START Source document
Monday, September 16, 2013

The paradox at the heart of the High Holidays


There are Jews, we're told, who enter Elul in a state of trepidation, a state of trepidation that only becomes more severe as the great days of awe approach. We're told that some Jews of yore fainted when the Elul New Moon was announced in synagogue. Other Jews fasted during the 10 Days of Repentance and I have seen Jews cry openly during their prayers. Why the drama? Because Rosh Hashana and Yom Kippur are the days when our fates for the entire year are written and sealed. Like it says in the famous siluk: Who lives and who dies; who gets rich and who goes broke; who enjoys tranquility and who gets harried by his childen, parents, employers and neighbors -- all of it is decided during the first ten days of Tishrei.  Believers take this seriously, of course, and respond accordingly.

But then, as the sound of the last shofar fades away, something else happens. We fill up with joy. We enter the next  holiday, the one that calls itself the happiest of the year, full of confidence that our sins have been erased and that the curses have been replaced with blessings. This, too, is part of being a believer. In fact, those of who pray in the old style say it outright in the krovot of the first day of Sukkot. The new year is here, the people are forgiven, and we can go forward with confidence.
END Source document
=== Problem A ===
List each pair of opposite fates that the High Holidays post quotes from the siluk.
=== Problem B ===
Please continue the High Holidays post past its final sentence, carrying forward its point about the shift from fear to joy.
START Material shown
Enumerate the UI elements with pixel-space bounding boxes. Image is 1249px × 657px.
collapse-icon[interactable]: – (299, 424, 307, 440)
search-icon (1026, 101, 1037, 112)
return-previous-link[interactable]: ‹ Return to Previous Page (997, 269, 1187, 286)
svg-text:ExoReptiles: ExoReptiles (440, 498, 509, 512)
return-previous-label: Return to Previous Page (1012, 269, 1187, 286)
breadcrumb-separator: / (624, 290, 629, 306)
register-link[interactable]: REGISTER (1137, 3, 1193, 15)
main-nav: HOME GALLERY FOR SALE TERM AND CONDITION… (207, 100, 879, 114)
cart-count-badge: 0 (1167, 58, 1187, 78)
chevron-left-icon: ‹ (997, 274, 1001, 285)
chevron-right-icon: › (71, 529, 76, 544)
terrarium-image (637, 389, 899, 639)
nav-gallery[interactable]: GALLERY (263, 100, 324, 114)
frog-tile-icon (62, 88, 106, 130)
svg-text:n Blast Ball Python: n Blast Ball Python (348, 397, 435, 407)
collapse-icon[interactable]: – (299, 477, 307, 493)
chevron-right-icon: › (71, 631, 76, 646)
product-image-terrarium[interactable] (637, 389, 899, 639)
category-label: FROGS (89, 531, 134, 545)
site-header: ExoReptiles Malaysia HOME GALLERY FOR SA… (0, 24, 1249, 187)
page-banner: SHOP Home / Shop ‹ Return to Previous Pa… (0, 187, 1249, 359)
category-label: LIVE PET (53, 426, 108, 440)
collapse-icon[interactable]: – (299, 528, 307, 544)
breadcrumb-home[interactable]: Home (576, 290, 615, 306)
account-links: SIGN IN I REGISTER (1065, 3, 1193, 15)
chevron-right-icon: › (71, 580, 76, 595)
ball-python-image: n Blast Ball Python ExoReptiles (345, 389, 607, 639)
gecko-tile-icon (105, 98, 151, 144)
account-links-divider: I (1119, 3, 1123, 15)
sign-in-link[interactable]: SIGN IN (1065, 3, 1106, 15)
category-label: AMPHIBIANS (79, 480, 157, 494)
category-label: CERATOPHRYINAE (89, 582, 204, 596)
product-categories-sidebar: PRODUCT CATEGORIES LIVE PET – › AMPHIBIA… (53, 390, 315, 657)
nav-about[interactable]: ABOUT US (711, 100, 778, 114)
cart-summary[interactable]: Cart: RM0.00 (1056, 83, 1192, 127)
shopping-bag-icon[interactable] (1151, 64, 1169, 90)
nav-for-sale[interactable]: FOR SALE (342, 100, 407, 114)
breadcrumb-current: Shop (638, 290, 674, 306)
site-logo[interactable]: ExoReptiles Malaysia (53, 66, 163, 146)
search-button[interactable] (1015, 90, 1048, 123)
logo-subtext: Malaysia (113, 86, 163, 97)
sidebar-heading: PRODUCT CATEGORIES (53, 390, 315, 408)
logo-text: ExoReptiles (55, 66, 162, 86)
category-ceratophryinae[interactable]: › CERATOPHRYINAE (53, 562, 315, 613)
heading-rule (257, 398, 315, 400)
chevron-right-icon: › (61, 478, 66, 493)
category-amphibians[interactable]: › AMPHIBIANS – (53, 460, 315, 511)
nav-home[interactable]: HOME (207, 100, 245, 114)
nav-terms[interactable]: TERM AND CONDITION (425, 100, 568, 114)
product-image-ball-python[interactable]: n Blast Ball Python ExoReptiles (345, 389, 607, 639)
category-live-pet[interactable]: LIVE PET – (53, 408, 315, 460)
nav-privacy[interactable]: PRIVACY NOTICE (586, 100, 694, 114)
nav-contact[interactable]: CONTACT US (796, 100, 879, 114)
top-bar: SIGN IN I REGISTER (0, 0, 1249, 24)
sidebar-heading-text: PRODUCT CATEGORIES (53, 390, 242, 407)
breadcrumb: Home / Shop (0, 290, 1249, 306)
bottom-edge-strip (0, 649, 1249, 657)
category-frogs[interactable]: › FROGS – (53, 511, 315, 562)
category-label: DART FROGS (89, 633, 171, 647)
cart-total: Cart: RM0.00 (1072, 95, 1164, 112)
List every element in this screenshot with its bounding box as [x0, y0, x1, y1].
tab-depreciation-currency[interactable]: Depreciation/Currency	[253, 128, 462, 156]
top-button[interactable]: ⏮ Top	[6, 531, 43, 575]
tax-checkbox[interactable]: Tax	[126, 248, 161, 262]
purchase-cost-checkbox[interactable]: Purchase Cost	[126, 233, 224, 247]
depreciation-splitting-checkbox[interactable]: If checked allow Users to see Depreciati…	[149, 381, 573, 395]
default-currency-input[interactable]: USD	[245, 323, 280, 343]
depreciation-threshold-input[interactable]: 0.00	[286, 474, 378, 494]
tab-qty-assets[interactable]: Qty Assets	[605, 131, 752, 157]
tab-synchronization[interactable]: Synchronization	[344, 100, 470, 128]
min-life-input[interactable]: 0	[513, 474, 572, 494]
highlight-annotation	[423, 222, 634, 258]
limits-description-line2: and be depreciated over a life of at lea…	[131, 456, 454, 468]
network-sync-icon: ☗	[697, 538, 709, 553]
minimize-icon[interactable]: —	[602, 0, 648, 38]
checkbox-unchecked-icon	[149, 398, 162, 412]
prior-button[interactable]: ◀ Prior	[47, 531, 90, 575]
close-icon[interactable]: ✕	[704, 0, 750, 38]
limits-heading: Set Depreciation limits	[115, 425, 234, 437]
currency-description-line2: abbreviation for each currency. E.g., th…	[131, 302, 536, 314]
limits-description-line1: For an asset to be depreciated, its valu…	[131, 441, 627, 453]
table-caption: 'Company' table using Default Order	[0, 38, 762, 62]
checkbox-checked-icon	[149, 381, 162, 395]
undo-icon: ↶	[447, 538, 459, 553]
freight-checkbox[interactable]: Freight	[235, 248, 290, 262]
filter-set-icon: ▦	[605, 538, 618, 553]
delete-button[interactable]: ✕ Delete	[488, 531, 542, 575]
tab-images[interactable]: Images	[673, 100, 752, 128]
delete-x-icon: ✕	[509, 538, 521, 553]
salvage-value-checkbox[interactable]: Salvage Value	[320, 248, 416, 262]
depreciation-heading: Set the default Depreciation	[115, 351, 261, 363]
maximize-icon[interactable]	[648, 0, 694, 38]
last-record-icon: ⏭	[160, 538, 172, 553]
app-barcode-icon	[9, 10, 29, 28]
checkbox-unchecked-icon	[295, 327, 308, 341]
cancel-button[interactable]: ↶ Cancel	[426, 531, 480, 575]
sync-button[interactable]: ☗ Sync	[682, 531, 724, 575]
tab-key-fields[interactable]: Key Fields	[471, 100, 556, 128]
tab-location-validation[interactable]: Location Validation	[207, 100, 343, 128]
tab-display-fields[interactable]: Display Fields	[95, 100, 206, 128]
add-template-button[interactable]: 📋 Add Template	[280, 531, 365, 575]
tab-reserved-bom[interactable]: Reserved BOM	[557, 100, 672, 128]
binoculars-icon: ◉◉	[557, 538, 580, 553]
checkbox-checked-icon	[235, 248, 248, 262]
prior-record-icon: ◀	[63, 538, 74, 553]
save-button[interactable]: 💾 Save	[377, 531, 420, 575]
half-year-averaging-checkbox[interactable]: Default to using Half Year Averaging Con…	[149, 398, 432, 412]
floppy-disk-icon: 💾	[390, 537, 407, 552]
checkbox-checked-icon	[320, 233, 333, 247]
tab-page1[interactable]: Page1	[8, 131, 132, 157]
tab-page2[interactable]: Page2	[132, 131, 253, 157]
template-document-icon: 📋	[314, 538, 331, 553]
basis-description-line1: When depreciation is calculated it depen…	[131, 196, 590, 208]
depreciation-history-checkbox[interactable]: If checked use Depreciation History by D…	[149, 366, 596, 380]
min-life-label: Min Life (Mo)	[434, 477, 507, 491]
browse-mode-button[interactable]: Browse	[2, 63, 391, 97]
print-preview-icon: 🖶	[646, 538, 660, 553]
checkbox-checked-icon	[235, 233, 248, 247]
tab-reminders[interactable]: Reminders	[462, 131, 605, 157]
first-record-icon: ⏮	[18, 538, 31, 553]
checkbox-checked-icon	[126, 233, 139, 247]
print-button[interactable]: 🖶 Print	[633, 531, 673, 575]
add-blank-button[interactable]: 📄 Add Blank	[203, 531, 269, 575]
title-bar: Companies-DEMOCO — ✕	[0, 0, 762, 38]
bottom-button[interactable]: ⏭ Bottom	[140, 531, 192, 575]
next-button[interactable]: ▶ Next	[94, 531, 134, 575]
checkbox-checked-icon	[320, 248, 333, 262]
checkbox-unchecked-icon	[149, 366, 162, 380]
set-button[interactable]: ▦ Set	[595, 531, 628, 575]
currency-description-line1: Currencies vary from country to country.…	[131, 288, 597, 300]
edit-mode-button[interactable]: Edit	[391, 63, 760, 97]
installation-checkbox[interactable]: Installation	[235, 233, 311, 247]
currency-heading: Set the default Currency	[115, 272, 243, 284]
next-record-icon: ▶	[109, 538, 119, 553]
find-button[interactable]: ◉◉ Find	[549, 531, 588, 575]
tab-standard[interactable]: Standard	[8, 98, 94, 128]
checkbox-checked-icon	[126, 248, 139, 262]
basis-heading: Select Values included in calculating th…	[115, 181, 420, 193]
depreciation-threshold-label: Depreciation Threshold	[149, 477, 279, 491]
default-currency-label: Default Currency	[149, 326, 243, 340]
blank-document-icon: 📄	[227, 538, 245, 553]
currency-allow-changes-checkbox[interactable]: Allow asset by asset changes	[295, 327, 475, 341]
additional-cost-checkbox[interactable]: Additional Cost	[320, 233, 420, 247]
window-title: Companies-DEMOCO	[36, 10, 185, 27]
END Material shown
=== Task response A ===
- Who lives and who dies
- Who gets rich and who goes broke
- Who enjoys tranquility and who gets harried by his children, parents, employers and neighbors

=== Task response B ===
It doesn't start to get strange until the year turns and we find ourselves back at Elul. Then the trepidation fills us up all over again. But why? Anyone who has been through the Jewish year knows the drill: We pray and God forgives. This is baked in. Guaranteed. So why would anyone knows this enter Elul or the Ten Days with anything other than perfect confidence? We aren't forgiven for our sins against God as a reward for being stressed out in Elul. The day itself atones for those types of sins. You make it through the day, complete with the regret and the confession and the resolve to be better behaved and the slate is cleansed. That's the magic and the majesty of Yom Kipper. So why enter Elul with any fear?

More strangeness: Suppose God didn't forgive you. How would you even know?

Does anyone ever say "Man, this awful thing befell me because I coasted through Neelah?"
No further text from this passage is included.